Do not include the pictures; repeat the rest of the data exactly.
★ ★ ★ ★ ★ ★ ★
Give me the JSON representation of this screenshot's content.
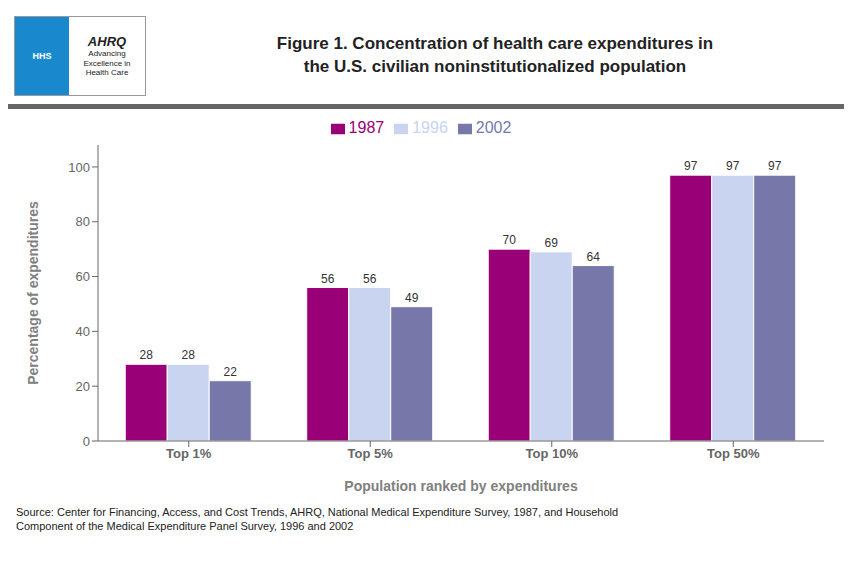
{
  "chart_data": {
    "type": "bar",
    "title": "Figure 1. Concentration of health care expenditures in\nthe U.S. civilian noninstitutionalized population",
    "annotations": [
      "HHS",
      "AHRQ",
      "Advancing\nExcellence in\nHealth Care",
      "Source: Center for Financing, Access, and Cost Trends, AHRQ, National Medical Expenditure Survey, 1987, and Household\nComponent of the Medical Expenditure Panel Survey, 1996 and 2002"
    ],
    "categories": [
      "Top 1%",
      "Top 5%",
      "Top 10%",
      "Top 50%"
    ],
    "series": [
      {
        "name": "1987",
        "color": "#990077",
        "values": [
          28,
          56,
          70,
          97
        ]
      },
      {
        "name": "1996",
        "color": "#c8d4f0",
        "values": [
          28,
          56,
          69,
          97
        ]
      },
      {
        "name": "2002",
        "color": "#7777aa",
        "values": [
          22,
          49,
          64,
          97
        ]
      }
    ],
    "xlabel": "Population ranked by expenditures",
    "ylabel": "Percentage of expenditures",
    "ylim": [
      0,
      108
    ],
    "yticks": [
      0,
      20,
      40,
      60,
      80,
      100
    ],
    "grid": false,
    "legend": "top",
    "data_labels": true
  }
}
★ ★ ★ ★ ★ ★ ★
> [ANSWER FOR THE TASK]
Give me the JSON representation of this screenshot's content.
{
  "chart_data": {
    "type": "bar",
    "title": "Figure 1. Concentration of health care expenditures in\nthe U.S. civilian noninstitutionalized population",
    "annotations": [
      "HHS",
      "AHRQ",
      "Advancing\nExcellence in\nHealth Care",
      "Source: Center for Financing, Access, and Cost Trends, AHRQ, National Medical Expenditure Survey, 1987, and Household\nComponent of the Medical Expenditure Panel Survey, 1996 and 2002"
    ],
    "categories": [
      "Top 1%",
      "Top 5%",
      "Top 10%",
      "Top 50%"
    ],
    "series": [
      {
        "name": "1987",
        "color": "#990077",
        "values": [
          28,
          56,
          70,
          97
        ]
      },
      {
        "name": "1996",
        "color": "#c8d4f0",
        "values": [
          28,
          56,
          69,
          97
        ]
      },
      {
        "name": "2002",
        "color": "#7777aa",
        "values": [
          22,
          49,
          64,
          97
        ]
      }
    ],
    "xlabel": "Population ranked by expenditures",
    "ylabel": "Percentage of expenditures",
    "ylim": [
      0,
      108
    ],
    "yticks": [
      0,
      20,
      40,
      60,
      80,
      100
    ],
    "grid": false,
    "legend": "top",
    "data_labels": true
  }
}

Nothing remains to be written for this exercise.